[Records from a collection of figures]
---------------
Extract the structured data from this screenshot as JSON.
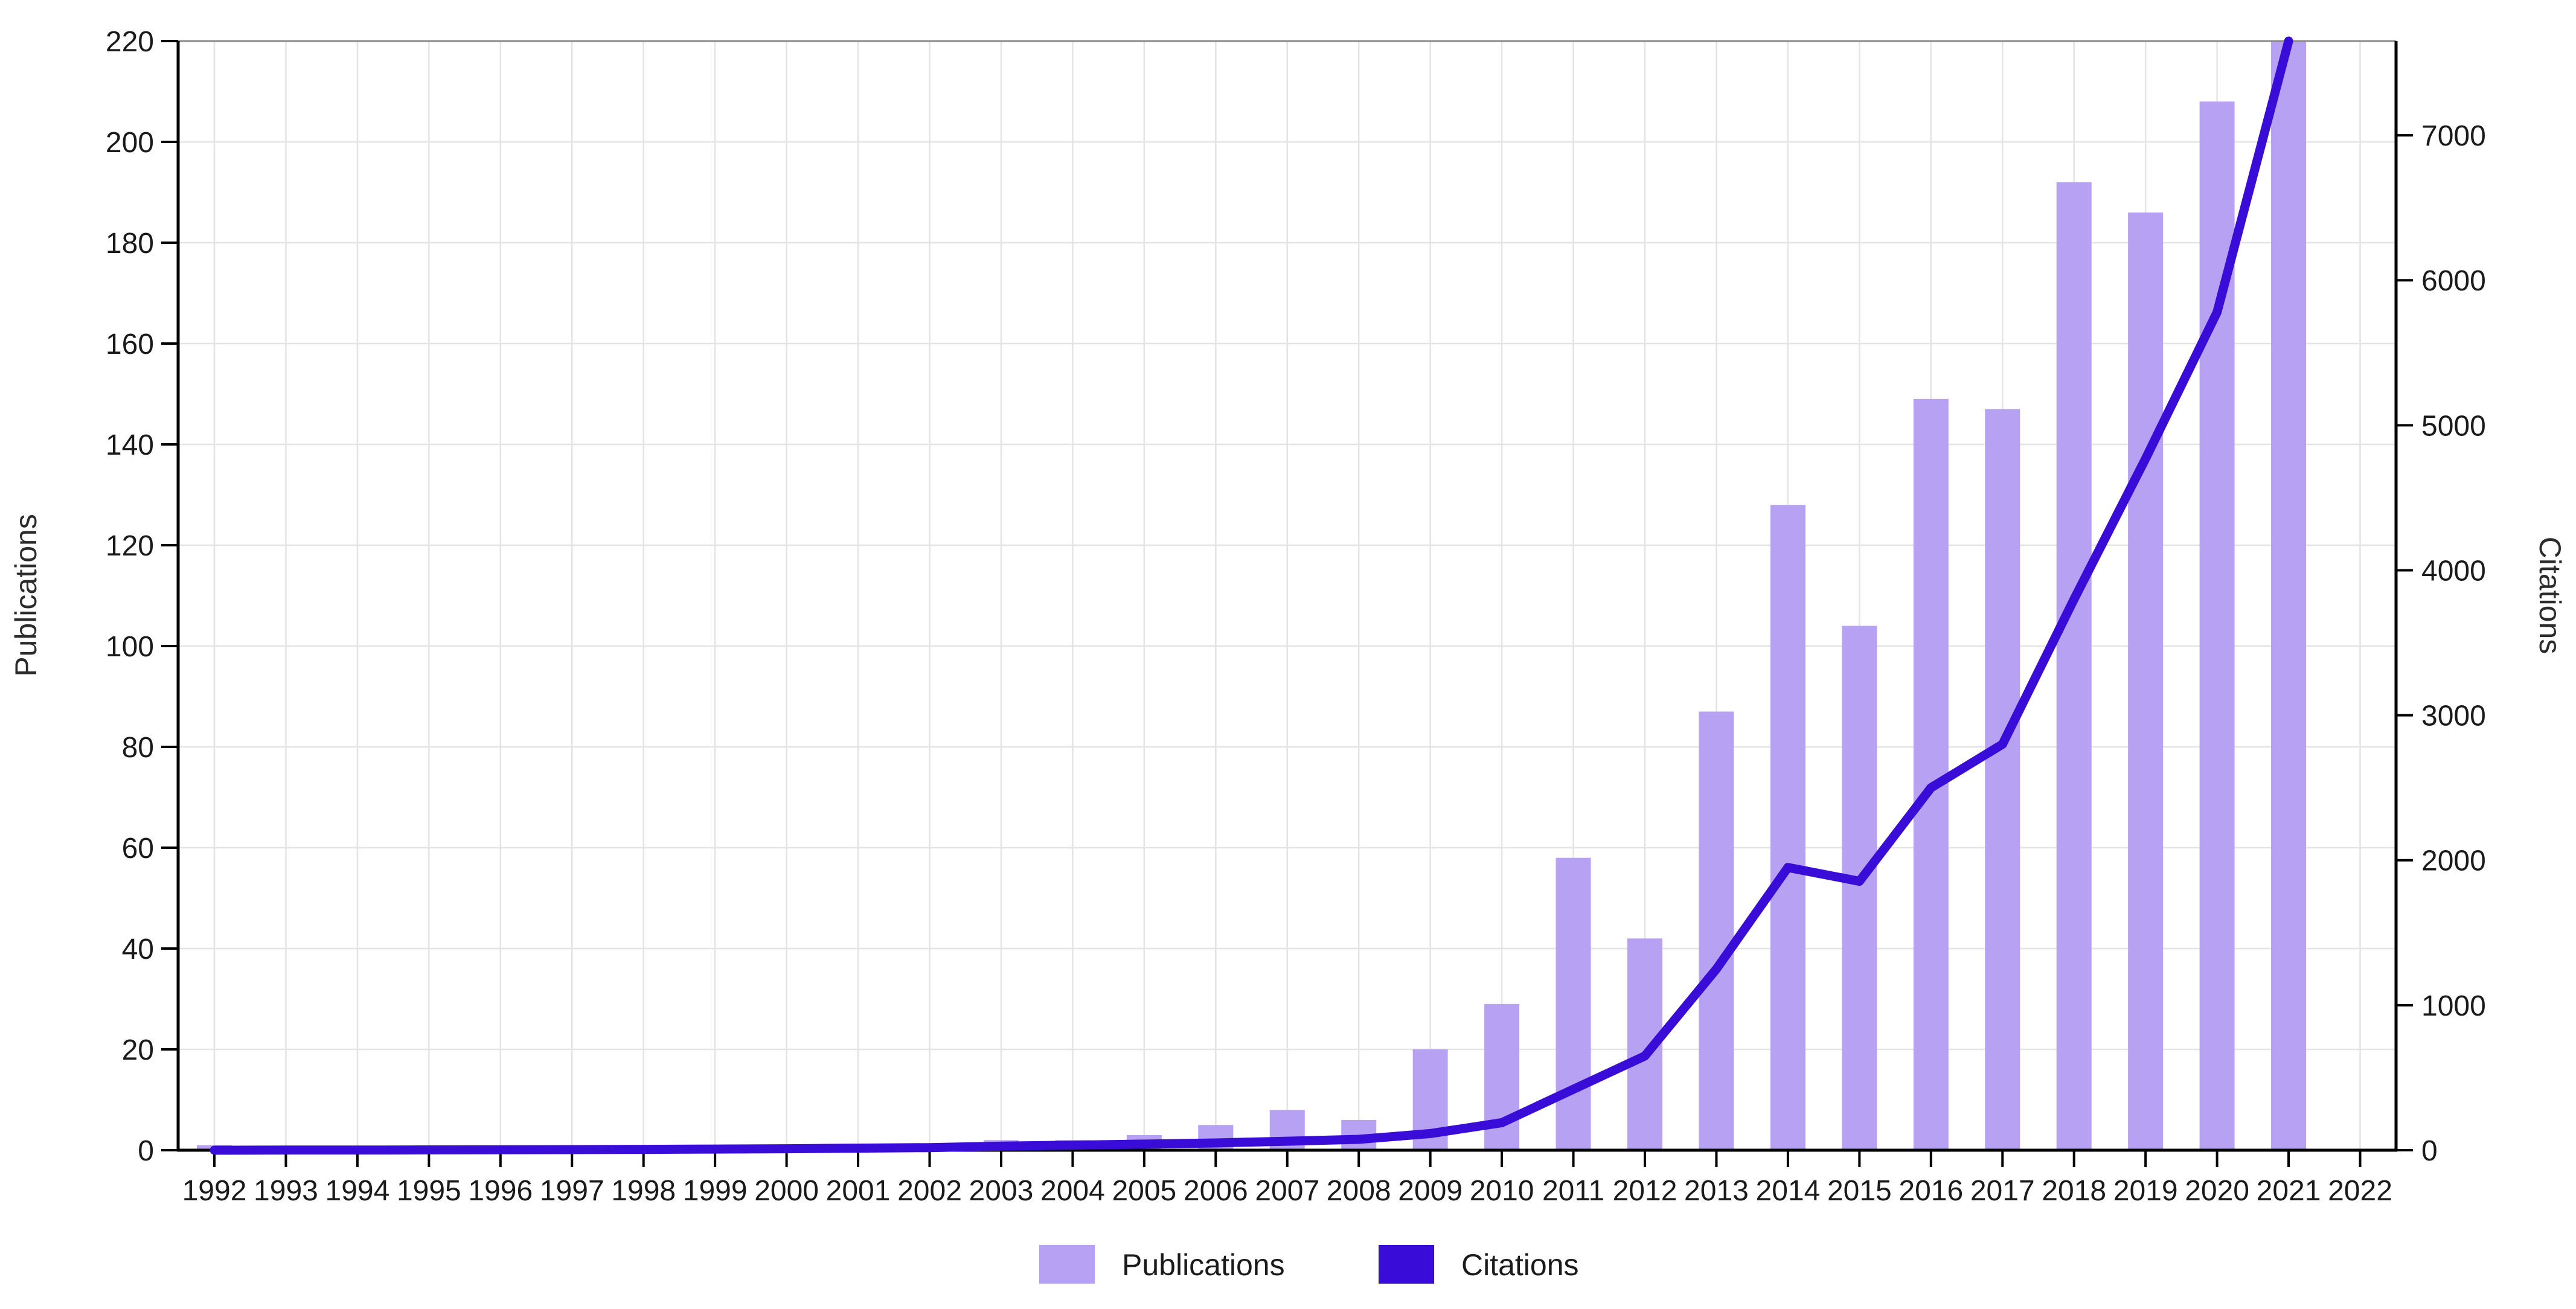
{
  "chart_data": {
    "type": "bar",
    "subtype": "dual-axis bar+line",
    "categories": [
      1992,
      1993,
      1994,
      1995,
      1996,
      1997,
      1998,
      1999,
      2000,
      2001,
      2002,
      2003,
      2004,
      2005,
      2006,
      2007,
      2008,
      2009,
      2010,
      2011,
      2012,
      2013,
      2014,
      2015,
      2016,
      2017,
      2018,
      2019,
      2020,
      2021,
      2022
    ],
    "series": [
      {
        "name": "Publications",
        "type": "bar",
        "axis": "left",
        "color": "#b7a1f2",
        "values": [
          1,
          0,
          0,
          0,
          0,
          1,
          0,
          1,
          0,
          0,
          1,
          2,
          2,
          3,
          5,
          8,
          6,
          20,
          29,
          58,
          42,
          87,
          128,
          104,
          149,
          147,
          192,
          186,
          208,
          220,
          null
        ]
      },
      {
        "name": "Citations",
        "type": "line",
        "axis": "right",
        "color": "#3a0cd8",
        "values": [
          0,
          1,
          1,
          2,
          3,
          4,
          6,
          8,
          10,
          14,
          18,
          28,
          35,
          42,
          50,
          62,
          75,
          115,
          190,
          420,
          650,
          1250,
          1950,
          1855,
          2500,
          2800,
          3800,
          4770,
          5780,
          7650,
          null
        ]
      }
    ],
    "title": "",
    "xlabel": "",
    "left_axis": {
      "label": "Publications",
      "min": 0,
      "max": 220,
      "tick_step": 20,
      "ticks": [
        0,
        20,
        40,
        60,
        80,
        100,
        120,
        140,
        160,
        180,
        200,
        220
      ]
    },
    "right_axis": {
      "label": "Citations",
      "min": 0,
      "max": 7650,
      "tick_step": 1000,
      "ticks": [
        0,
        1000,
        2000,
        3000,
        4000,
        5000,
        6000,
        7000
      ]
    },
    "x_axis": {
      "tick_labels": [
        "1992",
        "1993",
        "1994",
        "1995",
        "1996",
        "1997",
        "1998",
        "1999",
        "2000",
        "2001",
        "2002",
        "2003",
        "2004",
        "2005",
        "2006",
        "2007",
        "2008",
        "2009",
        "2010",
        "2011",
        "2012",
        "2013",
        "2014",
        "2015",
        "2016",
        "2017",
        "2018",
        "2019",
        "2020",
        "2021",
        "2022"
      ]
    },
    "grid": "on",
    "legend_position": "bottom-center",
    "legend": [
      {
        "label": "Publications",
        "color": "#b7a1f2"
      },
      {
        "label": "Citations",
        "color": "#3a0cd8"
      }
    ],
    "colors": {
      "grid_line": "#e4e4e4",
      "axis_line": "#000000",
      "top_border": "#8a8a8a",
      "tick_text": "#1a1a1a",
      "background": "#ffffff"
    }
  }
}
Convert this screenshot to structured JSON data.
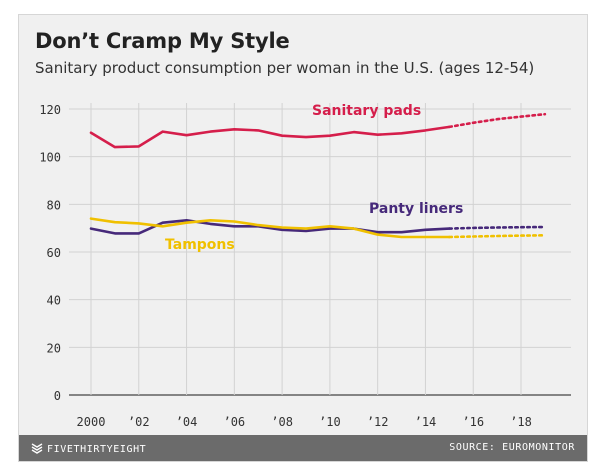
{
  "title": "Don’t Cramp My Style",
  "subtitle": "Sanitary product consumption per woman in the U.S. (ages 12-54)",
  "footer": {
    "brand": "FIVETHIRTYEIGHT",
    "source": "SOURCE: EUROMONITOR"
  },
  "icons": {
    "brand_logo": "fivethirtyeight-logo-icon"
  },
  "chart_data": {
    "type": "line",
    "title": "Don’t Cramp My Style",
    "subtitle": "Sanitary product consumption per woman in the U.S. (ages 12-54)",
    "xlabel": "",
    "ylabel": "",
    "xlim": [
      1999,
      2020
    ],
    "ylim": [
      0,
      125
    ],
    "grid": true,
    "x_ticks": [
      2000,
      2002,
      2004,
      2006,
      2008,
      2010,
      2012,
      2014,
      2016,
      2018
    ],
    "x_tick_labels": [
      "2000",
      "’02",
      "’04",
      "’06",
      "’08",
      "’10",
      "’12",
      "’14",
      "’16",
      "’18"
    ],
    "y_ticks": [
      0,
      20,
      40,
      60,
      80,
      100,
      120
    ],
    "y_tick_labels": [
      "0",
      "20",
      "40",
      "60",
      "80",
      "100",
      "120"
    ],
    "legend": "inline labels",
    "forecast_from": 2015,
    "series": [
      {
        "name": "Sanitary pads",
        "color": "#d51e4b",
        "x": [
          2000,
          2001,
          2002,
          2003,
          2004,
          2005,
          2006,
          2007,
          2008,
          2009,
          2010,
          2011,
          2012,
          2013,
          2014,
          2015,
          2016,
          2017,
          2018,
          2019
        ],
        "values": [
          110,
          104,
          104.3,
          110.5,
          109,
          110.5,
          111.5,
          111,
          108.8,
          108.2,
          108.8,
          110.3,
          109.2,
          109.8,
          111,
          112.5,
          114.2,
          115.7,
          116.8,
          117.8
        ]
      },
      {
        "name": "Panty liners",
        "color": "#46297a",
        "x": [
          2000,
          2001,
          2002,
          2003,
          2004,
          2005,
          2006,
          2007,
          2008,
          2009,
          2010,
          2011,
          2012,
          2013,
          2014,
          2015,
          2016,
          2017,
          2018,
          2019
        ],
        "values": [
          69.8,
          67.8,
          67.8,
          72.3,
          73.3,
          71.8,
          70.8,
          70.8,
          69.3,
          68.8,
          69.8,
          69.8,
          68.3,
          68.3,
          69.3,
          69.8,
          70.1,
          70.3,
          70.4,
          70.5
        ]
      },
      {
        "name": "Tampons",
        "color": "#f0c000",
        "x": [
          2000,
          2001,
          2002,
          2003,
          2004,
          2005,
          2006,
          2007,
          2008,
          2009,
          2010,
          2011,
          2012,
          2013,
          2014,
          2015,
          2016,
          2017,
          2018,
          2019
        ],
        "values": [
          74,
          72.5,
          72,
          70.8,
          72.3,
          73.3,
          72.8,
          71.3,
          70.3,
          69.8,
          70.8,
          69.8,
          67.3,
          66.3,
          66.3,
          66.3,
          66.5,
          66.7,
          66.9,
          67
        ]
      }
    ]
  }
}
---------------
_Challenge_
Find and copy every line in the entries above where the string "ages" occurs.

_In response_
  "subtitle": "Sanitary product consumption per woman in the U.S. (ages 12-54)",
    "subtitle": "Sanitary product consumption per woman in the U.S. (ages 12-54)",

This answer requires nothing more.